Items from a figure collection
* start *
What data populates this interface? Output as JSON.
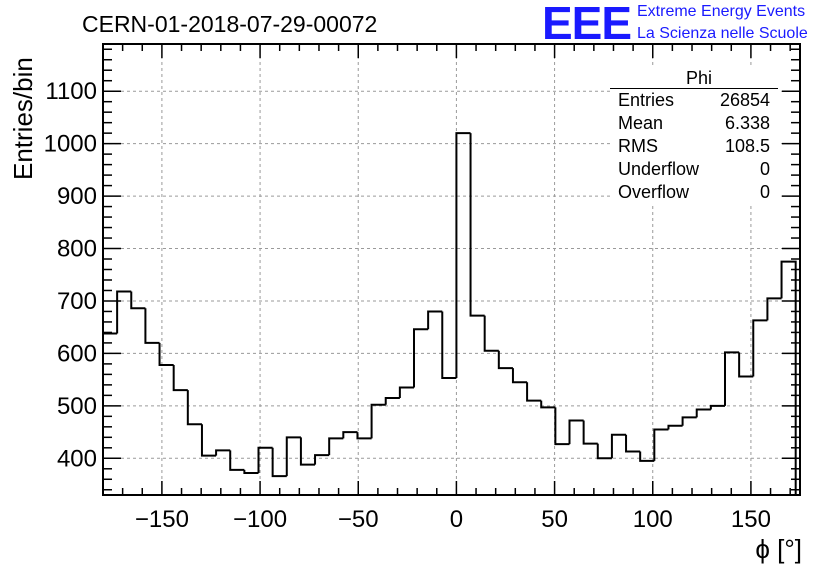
{
  "header": {
    "run_title": "CERN-01-2018-07-29-00072",
    "logo_mark": "EEE",
    "logo_line1": "Extreme Energy Events",
    "logo_line2": "La Scienza nelle Scuole"
  },
  "stats_box": {
    "title": "Phi",
    "rows": [
      {
        "label": "Entries",
        "value": "26854"
      },
      {
        "label": "Mean",
        "value": "6.338"
      },
      {
        "label": "RMS",
        "value": "108.5"
      },
      {
        "label": "Underflow",
        "value": "0"
      },
      {
        "label": "Overflow",
        "value": "0"
      }
    ]
  },
  "colors": {
    "line": "#000000",
    "grid": "#9a9a9a",
    "logo": "#1a1aff"
  },
  "chart_data": {
    "type": "histogram",
    "title": "CERN-01-2018-07-29-00072",
    "xlabel": "ϕ [°]",
    "ylabel": "Entries/bin",
    "xlim": [
      -180,
      175
    ],
    "ylim": [
      330,
      1190
    ],
    "bin_width": 7.2,
    "bin_edges_start": -180,
    "x_ticks": [
      -150,
      -100,
      -50,
      0,
      50,
      100,
      150
    ],
    "x_tick_labels": [
      "−150",
      "−100",
      "−50",
      "0",
      "50",
      "100",
      "150"
    ],
    "y_ticks": [
      400,
      500,
      600,
      700,
      800,
      900,
      1000,
      1100
    ],
    "y_tick_labels": [
      "400",
      "500",
      "600",
      "700",
      "800",
      "900",
      "1000",
      "1100"
    ],
    "grid": true,
    "legend": "top-right",
    "values": [
      638,
      718,
      686,
      620,
      578,
      530,
      465,
      405,
      415,
      378,
      372,
      420,
      366,
      440,
      388,
      406,
      438,
      450,
      438,
      502,
      515,
      535,
      646,
      680,
      553,
      1020,
      672,
      605,
      572,
      545,
      510,
      497,
      427,
      472,
      428,
      400,
      445,
      413,
      395,
      455,
      462,
      478,
      493,
      500,
      602,
      556,
      663,
      705,
      775
    ]
  }
}
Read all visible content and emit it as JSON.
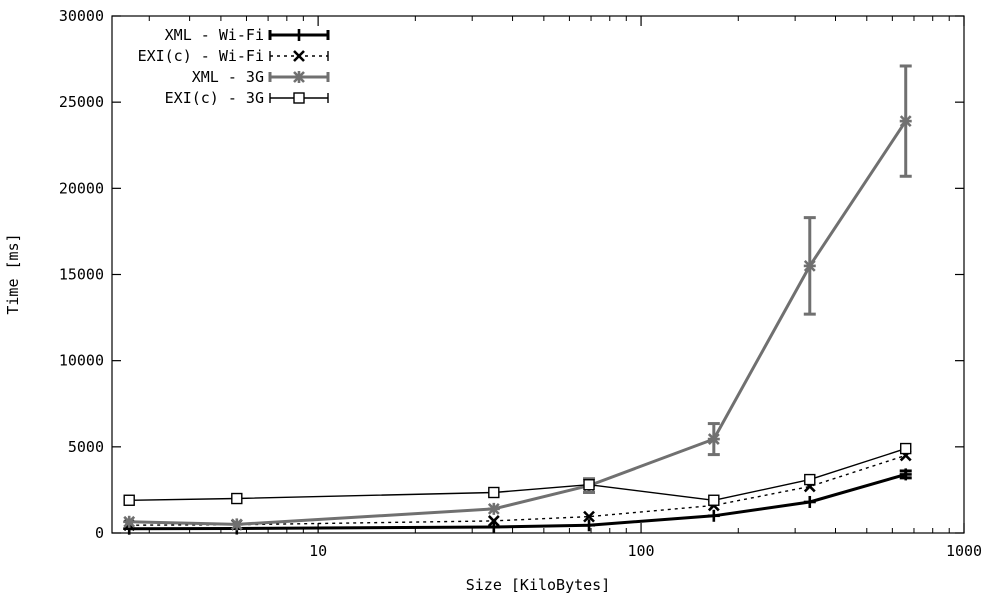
{
  "chart_data": {
    "type": "line",
    "xlabel": "Size [KiloBytes]",
    "ylabel": "Time [ms]",
    "xscale": "log",
    "xlim": [
      2.3,
      1000
    ],
    "ylim": [
      0,
      30000
    ],
    "xticks": [
      {
        "value": 10,
        "label": "10"
      },
      {
        "value": 100,
        "label": "100"
      },
      {
        "value": 1000,
        "label": "1000"
      }
    ],
    "yticks": [
      {
        "value": 0,
        "label": "0"
      },
      {
        "value": 5000,
        "label": "5000"
      },
      {
        "value": 10000,
        "label": "10000"
      },
      {
        "value": 15000,
        "label": "15000"
      },
      {
        "value": 20000,
        "label": "20000"
      },
      {
        "value": 25000,
        "label": "25000"
      },
      {
        "value": 30000,
        "label": "30000"
      }
    ],
    "grid": false,
    "legend_position": "top-left",
    "series": [
      {
        "name": "XML - Wi-Fi",
        "color": "#000000",
        "dash": "solid",
        "marker": "plus",
        "bold": true,
        "x": [
          2.6,
          5.6,
          35,
          69,
          168,
          333,
          660
        ],
        "y": [
          250,
          260,
          350,
          450,
          1000,
          1800,
          3400
        ],
        "yerr": [
          0,
          0,
          0,
          0,
          0,
          0,
          200
        ]
      },
      {
        "name": "EXI(c) - Wi-Fi",
        "color": "#000000",
        "dash": "dotted",
        "marker": "cross",
        "bold": false,
        "x": [
          2.6,
          5.6,
          35,
          69,
          168,
          333,
          660
        ],
        "y": [
          450,
          480,
          700,
          950,
          1600,
          2700,
          4500
        ],
        "yerr": [
          0,
          0,
          0,
          0,
          0,
          0,
          0
        ]
      },
      {
        "name": "XML - 3G",
        "color": "#707070",
        "dash": "solid",
        "marker": "star",
        "bold": true,
        "x": [
          2.6,
          5.6,
          35,
          69,
          168,
          333,
          660
        ],
        "y": [
          650,
          500,
          1400,
          2750,
          5450,
          15500,
          23900
        ],
        "yerr": [
          0,
          0,
          0,
          400,
          900,
          2800,
          3200
        ]
      },
      {
        "name": "EXI(c) - 3G",
        "color": "#000000",
        "dash": "solid",
        "marker": "square",
        "bold": false,
        "x": [
          2.6,
          5.6,
          35,
          69,
          168,
          333,
          660
        ],
        "y": [
          1900,
          2000,
          2350,
          2800,
          1900,
          3100,
          4900
        ],
        "yerr": [
          0,
          0,
          0,
          0,
          0,
          0,
          0
        ]
      }
    ]
  }
}
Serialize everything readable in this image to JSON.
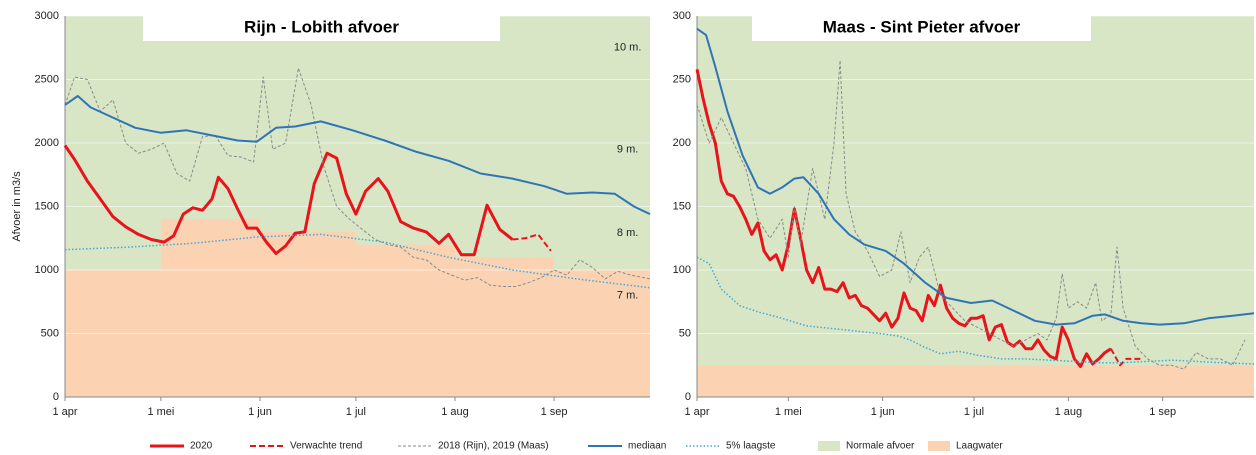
* end *
## OBJECTIVE
Your job is to transcribe the entries above exactly; skip the pictures.

## EXERCISE OUTPUT
What data populates this interface? Output as JSON.
{
  "header": {
    "run_title": "CERN-01-2018-07-29-00072",
    "logo_mark": "EEE",
    "logo_line1": "Extreme Energy Events",
    "logo_line2": "La Scienza nelle Scuole"
  },
  "stats_box": {
    "title": "Phi",
    "rows": [
      {
        "label": "Entries",
        "value": "26854"
      },
      {
        "label": "Mean",
        "value": "6.338"
      },
      {
        "label": "RMS",
        "value": "108.5"
      },
      {
        "label": "Underflow",
        "value": "0"
      },
      {
        "label": "Overflow",
        "value": "0"
      }
    ]
  },
  "colors": {
    "line": "#000000",
    "grid": "#9a9a9a",
    "logo": "#1a1aff"
  },
  "chart_data": {
    "type": "histogram",
    "title": "CERN-01-2018-07-29-00072",
    "xlabel": "ϕ [°]",
    "ylabel": "Entries/bin",
    "xlim": [
      -180,
      175
    ],
    "ylim": [
      330,
      1190
    ],
    "bin_width": 7.2,
    "bin_edges_start": -180,
    "x_ticks": [
      -150,
      -100,
      -50,
      0,
      50,
      100,
      150
    ],
    "x_tick_labels": [
      "−150",
      "−100",
      "−50",
      "0",
      "50",
      "100",
      "150"
    ],
    "y_ticks": [
      400,
      500,
      600,
      700,
      800,
      900,
      1000,
      1100
    ],
    "y_tick_labels": [
      "400",
      "500",
      "600",
      "700",
      "800",
      "900",
      "1000",
      "1100"
    ],
    "grid": true,
    "legend": "top-right",
    "values": [
      638,
      718,
      686,
      620,
      578,
      530,
      465,
      405,
      415,
      378,
      372,
      420,
      366,
      440,
      388,
      406,
      438,
      450,
      438,
      502,
      515,
      535,
      646,
      680,
      553,
      1020,
      672,
      605,
      572,
      545,
      510,
      497,
      427,
      472,
      428,
      400,
      445,
      413,
      395,
      455,
      462,
      478,
      493,
      500,
      602,
      556,
      663,
      705,
      775
    ]
  }
}
Read all visible content and emit it as JSON.
{
  "chart_data": {
    "type": "line",
    "xlabel": "Size [KiloBytes]",
    "ylabel": "Time [ms]",
    "xscale": "log",
    "xlim": [
      2.3,
      1000
    ],
    "ylim": [
      0,
      30000
    ],
    "xticks": [
      {
        "value": 10,
        "label": "10"
      },
      {
        "value": 100,
        "label": "100"
      },
      {
        "value": 1000,
        "label": "1000"
      }
    ],
    "yticks": [
      {
        "value": 0,
        "label": "0"
      },
      {
        "value": 5000,
        "label": "5000"
      },
      {
        "value": 10000,
        "label": "10000"
      },
      {
        "value": 15000,
        "label": "15000"
      },
      {
        "value": 20000,
        "label": "20000"
      },
      {
        "value": 25000,
        "label": "25000"
      },
      {
        "value": 30000,
        "label": "30000"
      }
    ],
    "grid": false,
    "legend_position": "top-left",
    "series": [
      {
        "name": "XML - Wi-Fi",
        "color": "#000000",
        "dash": "solid",
        "marker": "plus",
        "bold": true,
        "x": [
          2.6,
          5.6,
          35,
          69,
          168,
          333,
          660
        ],
        "y": [
          250,
          260,
          350,
          450,
          1000,
          1800,
          3400
        ],
        "yerr": [
          0,
          0,
          0,
          0,
          0,
          0,
          200
        ]
      },
      {
        "name": "EXI(c) - Wi-Fi",
        "color": "#000000",
        "dash": "dotted",
        "marker": "cross",
        "bold": false,
        "x": [
          2.6,
          5.6,
          35,
          69,
          168,
          333,
          660
        ],
        "y": [
          450,
          480,
          700,
          950,
          1600,
          2700,
          4500
        ],
        "yerr": [
          0,
          0,
          0,
          0,
          0,
          0,
          0
        ]
      },
      {
        "name": "XML - 3G",
        "color": "#707070",
        "dash": "solid",
        "marker": "star",
        "bold": true,
        "x": [
          2.6,
          5.6,
          35,
          69,
          168,
          333,
          660
        ],
        "y": [
          650,
          500,
          1400,
          2750,
          5450,
          15500,
          23900
        ],
        "yerr": [
          0,
          0,
          0,
          400,
          900,
          2800,
          3200
        ]
      },
      {
        "name": "EXI(c) - 3G",
        "color": "#000000",
        "dash": "solid",
        "marker": "square",
        "bold": false,
        "x": [
          2.6,
          5.6,
          35,
          69,
          168,
          333,
          660
        ],
        "y": [
          1900,
          2000,
          2350,
          2800,
          1900,
          3100,
          4900
        ],
        "yerr": [
          0,
          0,
          0,
          0,
          0,
          0,
          0
        ]
      }
    ]
  }
}
Serialize everything readable in this image to JSON.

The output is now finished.